> REQUIREMENT: Please render every line of the rows below as a JSON list of strings, one string per line, with blank lines skipped and the pictures left out.

> RECORDS FOR THE EXERCISE:
···

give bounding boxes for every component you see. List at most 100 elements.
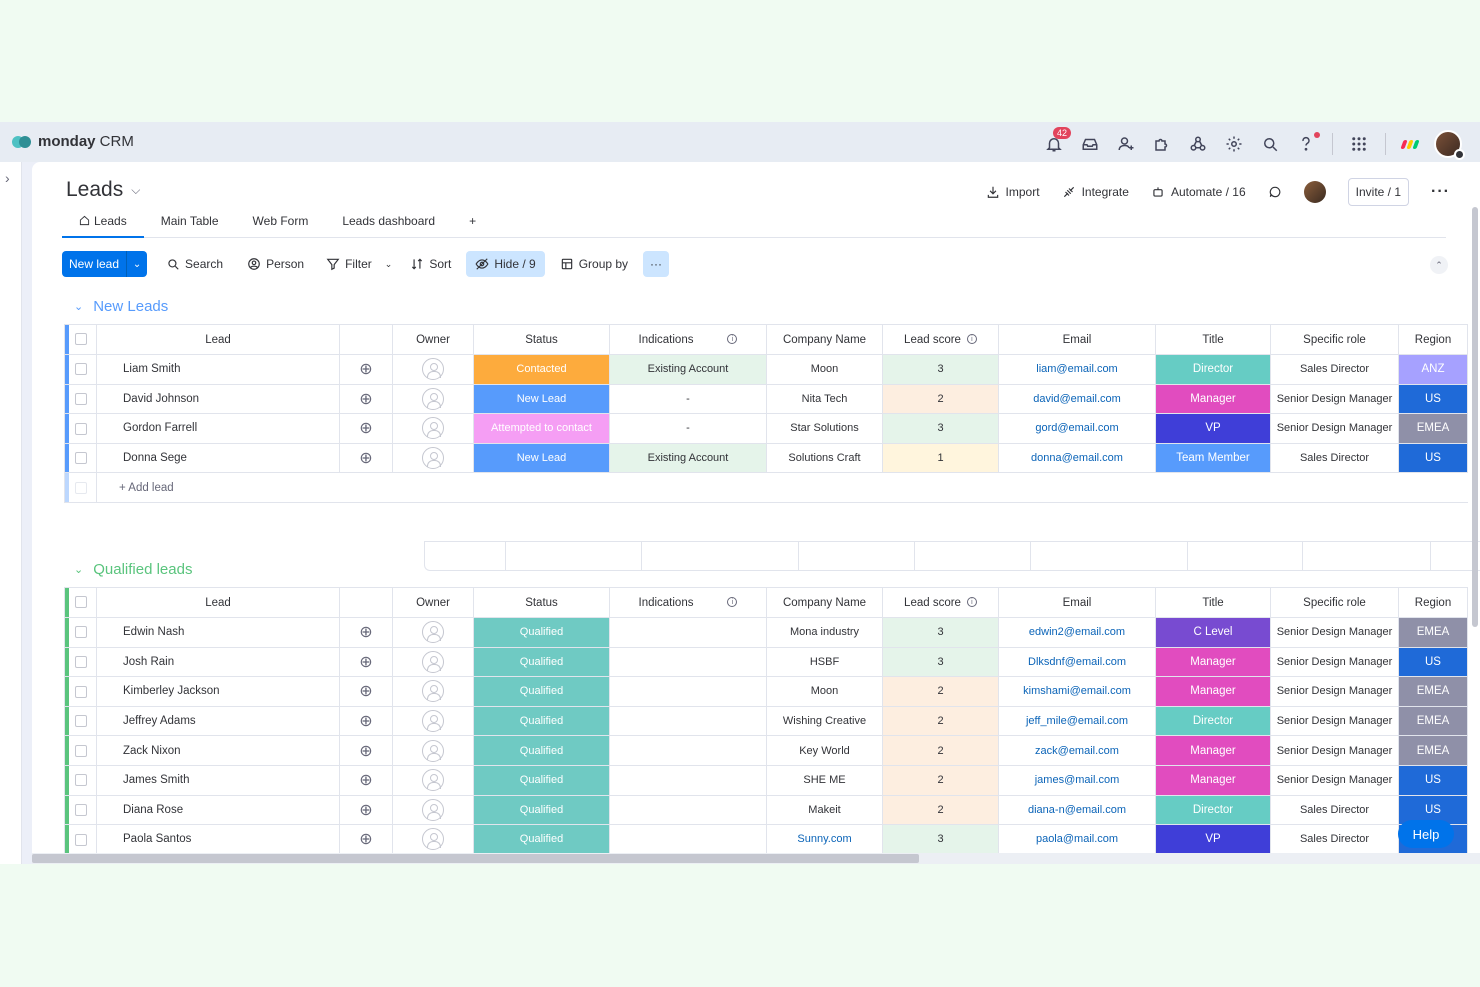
region-cell[interactable]: US xyxy=(1398,764,1468,796)
toolbar-more-button[interactable]: ··· xyxy=(643,251,670,277)
row-checkbox[interactable] xyxy=(64,676,97,707)
specific-role-cell[interactable]: Senior Design Manager xyxy=(1270,764,1399,796)
horizontal-scrollbar[interactable] xyxy=(32,853,1480,864)
indications-cell[interactable] xyxy=(609,794,767,826)
owner-cell[interactable] xyxy=(392,354,474,385)
group-collapse-chevron-icon[interactable]: ⌄ xyxy=(74,301,84,313)
group-by-button[interactable]: Group by xyxy=(551,251,637,277)
user-avatar[interactable] xyxy=(1434,130,1465,160)
status-cell[interactable]: Qualified xyxy=(473,676,610,707)
select-all-checkbox[interactable] xyxy=(64,324,97,355)
table-row[interactable]: Kimberley Jackson ⊕ Qualified Moon 2 kimshami… xyxy=(64,676,1468,707)
board-title[interactable]: Leads ⌵ xyxy=(66,178,141,201)
company-name-cell[interactable]: Mona industry xyxy=(766,617,883,648)
lead-name-cell[interactable]: Paola Santos xyxy=(96,824,340,855)
title-cell[interactable]: VP xyxy=(1155,413,1271,444)
specific-role-cell[interactable]: Sales Director xyxy=(1270,442,1399,474)
owner-cell[interactable] xyxy=(392,794,474,826)
title-cell[interactable]: Manager xyxy=(1155,764,1271,796)
row-checkbox[interactable] xyxy=(64,735,97,766)
status-cell[interactable]: New Lead xyxy=(473,442,610,474)
add-update-icon[interactable]: ⊕ xyxy=(339,442,393,474)
lead-score-cell[interactable]: 2 xyxy=(882,676,999,707)
table-row[interactable]: Edwin Nash ⊕ Qualified Mona industry 3 edwin2… xyxy=(64,617,1468,648)
email-cell[interactable]: zack@email.com xyxy=(998,735,1156,766)
specific-role-cell[interactable]: Senior Design Manager xyxy=(1270,383,1399,415)
row-checkbox[interactable] xyxy=(64,646,97,678)
lead-score-cell[interactable]: 2 xyxy=(882,705,999,737)
indications-cell[interactable] xyxy=(609,764,767,796)
app-switcher-grid-icon[interactable] xyxy=(1349,134,1369,154)
title-cell[interactable]: Manager xyxy=(1155,646,1271,678)
indications-cell[interactable]: - xyxy=(609,413,767,444)
add-update-icon[interactable]: ⊕ xyxy=(339,824,393,855)
automate-button[interactable]: Automate / 16 xyxy=(1151,185,1246,199)
tab-leads[interactable]: Leads xyxy=(62,214,144,238)
column-header-lead[interactable]: Lead xyxy=(96,324,340,355)
column-header-title[interactable]: Title xyxy=(1155,324,1271,355)
lead-score-cell[interactable]: 3 xyxy=(882,354,999,385)
lead-score-cell[interactable]: 3 xyxy=(882,617,999,648)
table-row[interactable]: Paola Santos ⊕ Qualified Sunny.com 3 paola@ma… xyxy=(64,824,1468,855)
expand-sidebar-chevron-icon[interactable]: › xyxy=(5,170,10,186)
email-cell[interactable]: david@email.com xyxy=(998,383,1156,415)
indications-cell[interactable] xyxy=(609,824,767,855)
company-name-cell[interactable]: Moon xyxy=(766,676,883,707)
add-update-icon[interactable]: ⊕ xyxy=(339,794,393,826)
templates-icon[interactable] xyxy=(1188,134,1208,154)
company-name-cell[interactable]: Moon xyxy=(766,354,883,385)
owner-cell[interactable] xyxy=(392,617,474,648)
table-row[interactable]: David Johnson ⊕ New Lead - Nita Tech 2 david@e… xyxy=(64,383,1468,415)
indications-cell[interactable]: Existing Account xyxy=(609,354,767,385)
chevron-down-icon[interactable]: ⌵ xyxy=(131,182,141,197)
group-collapse-chevron-icon[interactable]: ⌄ xyxy=(74,564,84,576)
lead-name-cell[interactable]: Josh Rain xyxy=(96,646,340,678)
column-header-title[interactable]: Title xyxy=(1155,587,1271,618)
specific-role-cell[interactable]: Senior Design Manager xyxy=(1270,676,1399,707)
row-checkbox[interactable] xyxy=(64,705,97,737)
add-update-icon[interactable]: ⊕ xyxy=(339,676,393,707)
table-row[interactable]: Gordon Farrell ⊕ Attempted to contact - Star… xyxy=(64,413,1468,444)
email-cell[interactable]: kimshami@email.com xyxy=(998,676,1156,707)
table-row[interactable]: Donna Sege ⊕ New Lead Existing Account Solut… xyxy=(64,442,1468,474)
status-cell[interactable]: Contacted xyxy=(473,354,610,385)
specific-role-cell[interactable]: Sales Director xyxy=(1270,354,1399,385)
specific-role-cell[interactable]: Sales Director xyxy=(1270,824,1399,855)
email-cell[interactable]: paola@mail.com xyxy=(998,824,1156,855)
column-header-specific-role[interactable]: Specific role xyxy=(1270,587,1399,618)
region-cell[interactable]: ANZ xyxy=(1398,354,1468,385)
email-cell[interactable]: Dlksdnf@email.com xyxy=(998,646,1156,678)
more-options-icon[interactable]: ··· xyxy=(1431,183,1450,200)
column-header-specific-role[interactable]: Specific role xyxy=(1270,324,1399,355)
column-header-email[interactable]: Email xyxy=(998,324,1156,355)
specific-role-cell[interactable]: Senior Design Manager xyxy=(1270,646,1399,678)
company-name-cell[interactable]: Nita Tech xyxy=(766,383,883,415)
column-header-company-name[interactable]: Company Name xyxy=(766,324,883,355)
tab-web-form[interactable]: Web Form xyxy=(252,214,309,228)
owner-cell[interactable] xyxy=(392,705,474,737)
board-updates-icon[interactable] xyxy=(1268,185,1282,199)
row-checkbox[interactable] xyxy=(64,794,97,826)
add-update-icon[interactable]: ⊕ xyxy=(339,383,393,415)
column-header-lead[interactable]: Lead xyxy=(96,587,340,618)
lead-score-cell[interactable]: 3 xyxy=(882,646,999,678)
add-view-button[interactable]: + xyxy=(469,214,477,228)
lead-name-cell[interactable]: Diana Rose xyxy=(96,794,340,826)
row-checkbox[interactable] xyxy=(64,617,97,648)
status-cell[interactable]: Qualified xyxy=(473,735,610,766)
filter-dropdown-icon[interactable]: ⌄ xyxy=(384,258,393,269)
lead-name-cell[interactable]: Kimberley Jackson xyxy=(96,676,340,707)
owner-cell[interactable] xyxy=(392,764,474,796)
column-header-indications[interactable]: Indications i xyxy=(609,324,767,355)
add-update-icon[interactable]: ⊕ xyxy=(339,617,393,648)
add-update-icon[interactable]: ⊕ xyxy=(339,354,393,385)
table-row[interactable]: James Smith ⊕ Qualified SHE ME 2 james@mail.c… xyxy=(64,764,1468,796)
title-cell[interactable]: VP xyxy=(1155,824,1271,855)
collapse-header-chevron-icon[interactable]: ⌃ xyxy=(1430,256,1448,274)
specific-role-cell[interactable]: Senior Design Manager xyxy=(1270,413,1399,444)
help-button[interactable]: Help xyxy=(1398,820,1454,848)
column-header-owner[interactable]: Owner xyxy=(392,324,474,355)
region-cell[interactable]: EMEA xyxy=(1398,705,1468,737)
row-checkbox[interactable] xyxy=(64,824,97,855)
board-member-avatar[interactable] xyxy=(1303,181,1326,203)
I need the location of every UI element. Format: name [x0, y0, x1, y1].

···

> RESULT OF THIS EXERCISE:
[
  "give bounding boxes for every component you see. List at most 100 elements.",
  "region-cell[interactable]: US xyxy=(1398,764,1468,796)",
  "toolbar-more-button[interactable]: ··· xyxy=(643,251,670,277)",
  "row-checkbox[interactable] xyxy=(64,676,97,707)",
  "specific-role-cell[interactable]: Senior Design Manager xyxy=(1270,764,1399,796)",
  "horizontal-scrollbar[interactable] xyxy=(32,853,1480,864)",
  "indications-cell[interactable] xyxy=(609,794,767,826)",
  "owner-cell[interactable] xyxy=(392,354,474,385)",
  "group-collapse-chevron-icon[interactable]: ⌄ xyxy=(74,301,84,313)",
  "group-by-button[interactable]: Group by xyxy=(551,251,637,277)",
  "user-avatar[interactable] xyxy=(1434,130,1465,160)",
  "status-cell[interactable]: Qualified xyxy=(473,676,610,707)",
  "select-all-checkbox[interactable] xyxy=(64,324,97,355)",
  "table-row[interactable]: Kimberley Jackson ⊕ Qualified Moon 2 kimshami… xyxy=(64,676,1468,707)",
  "board-title[interactable]: Leads ⌵ xyxy=(66,178,141,201)",
  "company-name-cell[interactable]: Mona industry xyxy=(766,617,883,648)",
  "lead-name-cell[interactable]: Paola Santos xyxy=(96,824,340,855)",
  "title-cell[interactable]: VP xyxy=(1155,413,1271,444)",
  "specific-role-cell[interactable]: Sales Director xyxy=(1270,442,1399,474)",
  "owner-cell[interactable] xyxy=(392,794,474,826)",
  "title-cell[interactable]: Manager xyxy=(1155,764,1271,796)",
  "row-checkbox[interactable] xyxy=(64,735,97,766)",
  "status-cell[interactable]: New Lead xyxy=(473,442,610,474)",
  "add-update-icon[interactable]: ⊕ xyxy=(339,442,393,474)",
  "lead-score-cell[interactable]: 2 xyxy=(882,676,999,707)",
  "table-row[interactable]: Edwin Nash ⊕ Qualified Mona industry 3 edwin2… xyxy=(64,617,1468,648)",
  "email-cell[interactable]: zack@email.com xyxy=(998,735,1156,766)",
  "specific-role-cell[interactable]: Senior Design Manager xyxy=(1270,383,1399,415)",
  "row-checkbox[interactable] xyxy=(64,646,97,678)",
  "lead-score-cell[interactable]: 2 xyxy=(882,705,999,737)",
  "indications-cell[interactable] xyxy=(609,764,767,796)",
  "app-switcher-grid-icon[interactable] xyxy=(1349,134,1369,154)",
  "title-cell[interactable]: Manager xyxy=(1155,646,1271,678)",
  "indications-cell[interactable]: - xyxy=(609,413,767,444)",
  "add-update-icon[interactable]: ⊕ xyxy=(339,824,393,855)",
  "automate-button[interactable]: Automate / 16 xyxy=(1151,185,1246,199)",
  "tab-leads[interactable]: Leads xyxy=(62,214,144,238)",
  "column-header-lead[interactable]: Lead xyxy=(96,324,340,355)",
  "column-header-title[interactable]: Title xyxy=(1155,324,1271,355)",
  "lead-score-cell[interactable]: 3 xyxy=(882,354,999,385)",
  "lead-score-cell[interactable]: 3 xyxy=(882,617,999,648)",
  "table-row[interactable]: Paola Santos ⊕ Qualified Sunny.com 3 paola@ma… xyxy=(64,824,1468,855)",
  "expand-sidebar-chevron-icon[interactable]: › xyxy=(5,170,10,186)",
  "email-cell[interactable]: david@email.com xyxy=(998,383,1156,415)",
  "indications-cell[interactable] xyxy=(609,824,767,855)",
  "company-name-cell[interactable]: Moon xyxy=(766,676,883,707)",
  "add-update-icon[interactable]: ⊕ xyxy=(339,794,393,826)",
  "templates-icon[interactable] xyxy=(1188,134,1208,154)",
  "company-name-cell[interactable]: Moon xyxy=(766,354,883,385)",
  "owner-cell[interactable] xyxy=(392,617,474,648)",
  "table-row[interactable]: David Johnson ⊕ New Lead - Nita Tech 2 david@e… xyxy=(64,383,1468,415)",
  "indications-cell[interactable]: Existing Account xyxy=(609,354,767,385)",
  "chevron-down-icon[interactable]: ⌵ xyxy=(131,182,141,197)",
  "group-collapse-chevron-icon[interactable]: ⌄ xyxy=(74,564,84,576)",
  "lead-name-cell[interactable]: Josh Rain xyxy=(96,646,340,678)",
  "column-header-title[interactable]: Title xyxy=(1155,587,1271,618)",
  "specific-role-cell[interactable]: Senior Design Manager xyxy=(1270,676,1399,707)",
  "row-checkbox[interactable] xyxy=(64,705,97,737)",
  "add-update-icon[interactable]: ⊕ xyxy=(339,676,393,707)",
  "table-row[interactable]: Gordon Farrell ⊕ Attempted to contact - Star… xyxy=(64,413,1468,444)",
  "email-cell[interactable]: kimshami@email.com xyxy=(998,676,1156,707)",
  "table-row[interactable]: Donna Sege ⊕ New Lead Existing Account Solut… xyxy=(64,442,1468,474)",
  "status-cell[interactable]: Contacted xyxy=(473,354,610,385)",
  "specific-role-cell[interactable]: Sales Director xyxy=(1270,354,1399,385)",
  "specific-role-cell[interactable]: Sales Director xyxy=(1270,824,1399,855)",
  "email-cell[interactable]: paola@mail.com xyxy=(998,824,1156,855)",
  "column-header-specific-role[interactable]: Specific role xyxy=(1270,587,1399,618)",
  "region-cell[interactable]: ANZ xyxy=(1398,354,1468,385)",
  "email-cell[interactable]: Dlksdnf@email.com xyxy=(998,646,1156,678)",
  "more-options-icon[interactable]: ··· xyxy=(1431,183,1450,200)",
  "column-header-specific-role[interactable]: Specific role xyxy=(1270,324,1399,355)",
  "column-header-email[interactable]: Email xyxy=(998,324,1156,355)",
  "specific-role-cell[interactable]: Senior Design Manager xyxy=(1270,646,1399,678)",
  "company-name-cell[interactable]: Nita Tech xyxy=(766,383,883,415)",
  "column-header-company-name[interactable]: Company Name xyxy=(766,324,883,355)",
  "tab-web-form[interactable]: Web Form xyxy=(252,214,309,228)",
  "owner-cell[interactable] xyxy=(392,705,474,737)",
  "board-updates-icon[interactable] xyxy=(1268,185,1282,199)",
  "row-checkbox[interactable] xyxy=(64,794,97,826)",
  "add-update-icon[interactable]: ⊕ xyxy=(339,383,393,415)",
  "column-header-lead[interactable]: Lead xyxy=(96,587,340,618)",
  "lead-score-cell[interactable]: 3 xyxy=(882,646,999,678)",
  "add-view-button[interactable]: + xyxy=(469,214,477,228)",
  "lead-name-cell[interactable]: Diana Rose xyxy=(96,794,340,826)",
  "row-checkbox[interactable] xyxy=(64,617,97,648)",
  "status-cell[interactable]: Qualified xyxy=(473,735,610,766)",
  "filter-dropdown-icon[interactable]: ⌄ xyxy=(384,258,393,269)",
  "lead-name-cell[interactable]: Kimberley Jackson xyxy=(96,676,340,707)",
  "owner-cell[interactable] xyxy=(392,764,474,796)",
  "column-header-indications[interactable]: Indications i xyxy=(609,324,767,355)",
  "add-update-icon[interactable]: ⊕ xyxy=(339,617,393,648)",
  "add-update-icon[interactable]: ⊕ xyxy=(339,354,393,385)",
  "table-row[interactable]: James Smith ⊕ Qualified SHE ME 2 james@mail.c… xyxy=(64,764,1468,796)",
  "title-cell[interactable]: VP xyxy=(1155,824,1271,855)",
  "collapse-header-chevron-icon[interactable]: ⌃ xyxy=(1430,256,1448,274)",
  "specific-role-cell[interactable]: Senior Design Manager xyxy=(1270,413,1399,444)",
  "help-button[interactable]: Help xyxy=(1398,820,1454,848)",
  "column-header-owner[interactable]: Owner xyxy=(392,324,474,355)",
  "region-cell[interactable]: EMEA xyxy=(1398,705,1468,737)",
  "row-checkbox[interactable] xyxy=(64,824,97,855)",
  "board-member-avatar[interactable] xyxy=(1303,181,1326,203)",
  "I need the location of every UI element. Format: name [x0, y0, x1, y1]."
]